RFC-0012: Ling3 模型集成实现方案

字段	值
作者	@Garrybest
日期	2026-04-15
状态	Draft
前置	Ling2 系列 PR（PR1-PR10）已合并

概述

在 MaxText 中集成 Ling3 模型，包括 Ling3 解码层组装、ScannableBlock scan 层支持、Decoder 分发逻辑及 MTP 适配。本 RFC 聚焦于模型的组装和适配接入，KDA 注意力层实现、MLA 门控输出修改及配置扩展分别在独立 PR 中完成。

背景

Ling3 是 Ling2（百灵 v2.5）的架构演进，两者的核心差异：

KDA 替换 GLA：非 MLA 层从 GLA（Gated Linear Attention）切换到 KDA（Kimi Delta Attention）
MLA 门控输出：MLA 注意力输出新增 sigmoid 门控机制（head_wise 粒度）
层配置差异：Ling3-tiny 24 层（group_size=4），Ling3-flash 42 层（group_size=6），Ling3-flash 前 2 层 dense
QK_Clip：训练时在 MLA 中启用 QK Clipping
Scan 层支持：Ling2 不支持 scan_layers=True，Ling3 通过 ScannableBlock 支持
Muon 优化器：Ling3 使用不同优化器（不在本 RFC 范围）

本 RFC 涉及的代码改动：仅 #1（KDA 替换 GLA）和 #5（Scan 支持）需要新写实现，落在 ling3.py、decoders.py、multi_token_prediction.py、common_types.py（详见 4.1–4.5）。#2 (MLA 门控) 与 #4 (QK Clip) 是 MLA 模块的内置能力 + YAML 开关，由前置 PR 提供；#3 是 YAML 配置；#6 与本 RFC 无关。

设计目标：最小改动、最大复用现有架构，同时保持 Ling2 完全向后兼容。

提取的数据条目
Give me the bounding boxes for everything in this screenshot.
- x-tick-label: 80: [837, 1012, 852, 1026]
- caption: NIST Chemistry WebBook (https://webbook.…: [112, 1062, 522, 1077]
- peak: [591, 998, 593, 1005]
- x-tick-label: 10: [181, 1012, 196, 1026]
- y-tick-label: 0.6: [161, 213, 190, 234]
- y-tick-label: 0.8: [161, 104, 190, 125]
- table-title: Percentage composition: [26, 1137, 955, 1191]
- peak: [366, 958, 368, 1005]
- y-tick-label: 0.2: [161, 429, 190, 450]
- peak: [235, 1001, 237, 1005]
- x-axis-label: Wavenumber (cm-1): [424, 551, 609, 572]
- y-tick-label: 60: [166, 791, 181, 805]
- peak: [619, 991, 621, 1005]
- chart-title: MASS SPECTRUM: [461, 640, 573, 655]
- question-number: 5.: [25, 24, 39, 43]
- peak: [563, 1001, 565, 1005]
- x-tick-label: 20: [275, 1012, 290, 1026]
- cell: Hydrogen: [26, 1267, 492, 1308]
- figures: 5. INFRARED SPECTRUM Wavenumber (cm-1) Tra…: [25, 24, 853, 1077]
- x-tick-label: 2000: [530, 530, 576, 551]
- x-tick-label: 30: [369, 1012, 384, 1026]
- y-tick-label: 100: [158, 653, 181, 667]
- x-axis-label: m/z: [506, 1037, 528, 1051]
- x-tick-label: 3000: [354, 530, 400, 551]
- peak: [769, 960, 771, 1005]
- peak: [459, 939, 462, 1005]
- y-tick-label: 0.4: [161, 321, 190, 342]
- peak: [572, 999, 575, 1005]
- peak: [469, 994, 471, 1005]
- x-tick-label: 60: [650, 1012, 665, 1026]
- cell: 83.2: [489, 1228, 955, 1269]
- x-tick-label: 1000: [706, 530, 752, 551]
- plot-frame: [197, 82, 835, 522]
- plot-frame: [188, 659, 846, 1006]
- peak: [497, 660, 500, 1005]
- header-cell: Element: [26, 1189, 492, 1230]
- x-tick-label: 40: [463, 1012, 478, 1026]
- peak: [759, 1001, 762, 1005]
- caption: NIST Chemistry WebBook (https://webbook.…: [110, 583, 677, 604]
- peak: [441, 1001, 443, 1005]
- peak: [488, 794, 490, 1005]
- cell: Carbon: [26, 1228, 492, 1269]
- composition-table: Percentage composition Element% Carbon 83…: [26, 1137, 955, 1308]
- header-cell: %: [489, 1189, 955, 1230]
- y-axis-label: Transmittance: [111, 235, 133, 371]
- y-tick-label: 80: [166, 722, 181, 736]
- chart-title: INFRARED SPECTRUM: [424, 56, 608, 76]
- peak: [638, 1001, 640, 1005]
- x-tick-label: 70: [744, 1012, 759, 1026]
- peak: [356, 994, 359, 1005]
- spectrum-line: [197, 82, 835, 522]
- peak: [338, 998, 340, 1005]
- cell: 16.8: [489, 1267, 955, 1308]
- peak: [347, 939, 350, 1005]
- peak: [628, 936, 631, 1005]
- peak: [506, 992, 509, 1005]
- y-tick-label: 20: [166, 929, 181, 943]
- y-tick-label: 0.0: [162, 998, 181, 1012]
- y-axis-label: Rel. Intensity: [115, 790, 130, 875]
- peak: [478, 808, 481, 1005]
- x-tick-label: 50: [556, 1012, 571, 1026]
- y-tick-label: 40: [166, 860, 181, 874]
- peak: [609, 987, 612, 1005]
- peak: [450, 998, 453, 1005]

#### 待办任务:
a) 根据这份 Ling3 集成方案，Ling3-tiny 共有多少层？
b) 判断以下说法是否与这份 Ling3 集成方案相符，每条回答"是"或"否"，并原文引用作为依据：(i) Ling2 支持 scan_layers=True；(ii) Ling3 的非 MLA 层使用 KDA；(iii) Muon 优化器属于本 RFC 的范围。
c) 列出这份 Ling3 集成方案中提到的、需要新写实现的代码改动所落在的全部文件。

#### 参考答案:
a) Ling3-tiny 共 24 层，group_size=4。

b)
(i) 否。"Ling2 不支持 scan_layers=True"
(ii) 是。"非 MLA 层从 GLA（Gated Linear Attention）切换到 KDA（Kimi Delta Attention）"
(iii) 否。"Ling3 使用不同优化器（不在本 RFC 范围）"

c) ling3.py、decoders.py、multi_token_prediction.py、common_types.py